==== Source extract

5 Favorite Santa Sightings in Sci-Fi & Fantasy (Saint Nicholas Day)

December 6, 2011

Maybe you’ve heard: Santa’s been under siege this year. Both a TV news anchor in Chicago to a New York elementary school teacher recently suggested that Santa’s not real, landing them on a lot of people’s “Naughty” lists.

I think the jolly old elf himself will go easier on them. After all, he’s been fighting these rumors of his unreality for some time.

When I was in second grade or so, I conducted my own epistemological investigation into Santa’s existence. Determined to prove some contrarian classmates wrong, I asked Santa to leave his autograph behind along with the presents. He was happy to oblige. On Christmas morning, there was his John Hancock, elegantly executed in red ink and looking not one bit like my mother or father’s handwriting, so there! (It did turn out to bear a striking resemblance to my aunt’s…)

Artist and author Gertrud Mueller Nelson writes,

I don’t want to get rid of Santa Claus… A figure who can endure with such tenacity ever since the fourth century, and with a stunning continuity of legends and similarity of iconographic representations in so many countries, has got to be real. He may well be the most popular saint the world has ever known, whether he was ever real in history or not… Santa Claus is the father figure we all dream about and share in our collective unconscious. He is a type of God the Father, primal and powerful and, yes, real. (An Advent Sourcebook, Liturgy Training Publications, 1988; pp. 47-48).

========
==== Extracted records

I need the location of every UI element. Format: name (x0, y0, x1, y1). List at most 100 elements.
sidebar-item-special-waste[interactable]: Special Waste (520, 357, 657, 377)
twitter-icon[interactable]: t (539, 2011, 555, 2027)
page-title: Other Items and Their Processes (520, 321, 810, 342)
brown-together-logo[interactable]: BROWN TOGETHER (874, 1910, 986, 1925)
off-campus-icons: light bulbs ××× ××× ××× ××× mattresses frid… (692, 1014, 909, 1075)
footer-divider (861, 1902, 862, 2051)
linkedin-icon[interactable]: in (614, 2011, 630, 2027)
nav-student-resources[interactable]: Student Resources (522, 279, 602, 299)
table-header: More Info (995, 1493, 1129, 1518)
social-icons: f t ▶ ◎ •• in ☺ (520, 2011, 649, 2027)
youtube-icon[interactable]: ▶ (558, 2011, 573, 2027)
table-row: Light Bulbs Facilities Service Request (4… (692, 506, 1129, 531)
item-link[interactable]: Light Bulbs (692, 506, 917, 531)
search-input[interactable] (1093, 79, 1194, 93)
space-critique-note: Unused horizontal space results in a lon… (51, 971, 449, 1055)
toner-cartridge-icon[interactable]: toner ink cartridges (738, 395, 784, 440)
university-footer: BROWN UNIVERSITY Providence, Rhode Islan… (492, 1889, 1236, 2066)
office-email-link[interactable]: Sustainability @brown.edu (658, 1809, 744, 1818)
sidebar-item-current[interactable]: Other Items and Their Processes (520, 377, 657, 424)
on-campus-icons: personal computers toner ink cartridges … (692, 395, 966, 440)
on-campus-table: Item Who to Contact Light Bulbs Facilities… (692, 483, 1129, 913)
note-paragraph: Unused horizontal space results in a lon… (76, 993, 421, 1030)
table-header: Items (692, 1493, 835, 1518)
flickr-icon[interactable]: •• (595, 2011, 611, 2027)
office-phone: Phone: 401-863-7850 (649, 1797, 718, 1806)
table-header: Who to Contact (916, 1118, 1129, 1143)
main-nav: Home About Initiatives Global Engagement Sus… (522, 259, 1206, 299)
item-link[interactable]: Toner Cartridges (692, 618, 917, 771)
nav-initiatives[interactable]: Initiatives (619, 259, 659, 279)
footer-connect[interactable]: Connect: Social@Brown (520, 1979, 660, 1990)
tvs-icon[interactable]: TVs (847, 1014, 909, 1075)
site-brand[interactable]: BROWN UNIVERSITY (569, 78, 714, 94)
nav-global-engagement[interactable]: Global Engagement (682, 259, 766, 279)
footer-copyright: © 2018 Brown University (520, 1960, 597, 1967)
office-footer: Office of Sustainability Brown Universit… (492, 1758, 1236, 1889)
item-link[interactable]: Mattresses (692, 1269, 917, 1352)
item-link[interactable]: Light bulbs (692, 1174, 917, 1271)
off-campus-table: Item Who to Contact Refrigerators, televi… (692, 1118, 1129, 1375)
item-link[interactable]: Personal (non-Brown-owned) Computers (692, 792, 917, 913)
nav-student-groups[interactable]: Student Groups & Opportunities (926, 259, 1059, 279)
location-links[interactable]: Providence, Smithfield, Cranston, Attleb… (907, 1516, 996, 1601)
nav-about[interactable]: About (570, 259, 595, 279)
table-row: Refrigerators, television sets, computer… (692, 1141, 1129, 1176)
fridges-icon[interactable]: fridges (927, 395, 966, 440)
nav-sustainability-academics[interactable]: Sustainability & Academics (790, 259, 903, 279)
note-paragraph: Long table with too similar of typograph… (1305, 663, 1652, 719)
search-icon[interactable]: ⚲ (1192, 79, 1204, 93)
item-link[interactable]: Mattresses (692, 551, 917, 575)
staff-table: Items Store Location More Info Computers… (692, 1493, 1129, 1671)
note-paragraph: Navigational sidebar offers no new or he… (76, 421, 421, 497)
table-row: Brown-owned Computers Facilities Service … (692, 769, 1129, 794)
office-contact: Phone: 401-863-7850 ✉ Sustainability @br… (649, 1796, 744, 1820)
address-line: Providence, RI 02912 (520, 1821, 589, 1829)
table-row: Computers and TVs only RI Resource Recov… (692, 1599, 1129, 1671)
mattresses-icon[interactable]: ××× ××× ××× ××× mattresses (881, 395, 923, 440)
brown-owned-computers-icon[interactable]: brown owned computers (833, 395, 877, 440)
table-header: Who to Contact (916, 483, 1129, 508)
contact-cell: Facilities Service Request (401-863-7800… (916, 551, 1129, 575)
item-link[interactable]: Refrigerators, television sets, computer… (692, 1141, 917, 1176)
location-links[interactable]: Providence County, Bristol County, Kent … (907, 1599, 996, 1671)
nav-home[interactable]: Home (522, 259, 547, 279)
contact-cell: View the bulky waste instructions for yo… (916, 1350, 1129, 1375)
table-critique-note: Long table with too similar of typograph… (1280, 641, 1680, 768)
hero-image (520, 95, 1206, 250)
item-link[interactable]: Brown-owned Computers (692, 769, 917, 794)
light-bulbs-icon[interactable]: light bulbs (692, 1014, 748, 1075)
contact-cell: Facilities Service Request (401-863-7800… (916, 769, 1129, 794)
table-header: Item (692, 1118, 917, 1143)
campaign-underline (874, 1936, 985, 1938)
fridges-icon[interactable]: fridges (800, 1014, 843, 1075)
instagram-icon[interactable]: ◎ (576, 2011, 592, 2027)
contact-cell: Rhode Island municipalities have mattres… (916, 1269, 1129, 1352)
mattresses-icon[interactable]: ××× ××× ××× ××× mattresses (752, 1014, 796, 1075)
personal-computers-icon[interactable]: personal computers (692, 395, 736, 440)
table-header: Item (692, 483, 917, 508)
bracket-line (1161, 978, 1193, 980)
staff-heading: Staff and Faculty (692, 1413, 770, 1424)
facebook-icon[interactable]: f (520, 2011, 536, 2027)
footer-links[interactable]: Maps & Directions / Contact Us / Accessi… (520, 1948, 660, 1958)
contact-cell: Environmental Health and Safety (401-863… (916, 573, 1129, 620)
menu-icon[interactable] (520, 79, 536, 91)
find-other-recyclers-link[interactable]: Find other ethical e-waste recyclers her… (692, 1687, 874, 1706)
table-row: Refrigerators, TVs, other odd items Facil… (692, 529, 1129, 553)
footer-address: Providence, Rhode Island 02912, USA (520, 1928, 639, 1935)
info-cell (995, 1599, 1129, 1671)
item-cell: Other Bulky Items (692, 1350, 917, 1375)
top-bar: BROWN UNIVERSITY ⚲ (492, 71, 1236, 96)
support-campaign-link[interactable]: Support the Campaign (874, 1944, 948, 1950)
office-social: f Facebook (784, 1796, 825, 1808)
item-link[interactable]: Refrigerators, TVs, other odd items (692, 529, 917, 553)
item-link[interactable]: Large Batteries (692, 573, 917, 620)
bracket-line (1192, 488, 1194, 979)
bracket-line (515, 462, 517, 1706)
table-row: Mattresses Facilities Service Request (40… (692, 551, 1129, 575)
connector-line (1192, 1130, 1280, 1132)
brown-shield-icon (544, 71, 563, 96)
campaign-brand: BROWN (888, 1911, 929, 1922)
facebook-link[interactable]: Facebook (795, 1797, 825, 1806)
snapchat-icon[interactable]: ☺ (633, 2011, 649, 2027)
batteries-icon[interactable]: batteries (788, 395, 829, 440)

========

Set task: Write out the passage from the Santa sightings post starting at "Maybe you’ve heard: Santa’s" and ending at "for some time.". The records play no part in what comes next.

Task answer:
Maybe you’ve heard: Santa’s been under siege this year. Both a TV news anchor in Chicago to a New York elementary school teacher recently suggested that Santa’s not real, landing them on a lot of people’s “Naughty” lists.

I think the jolly old elf himself will go easier on them. After all, he’s been fighting these rumors of his unreality for some time.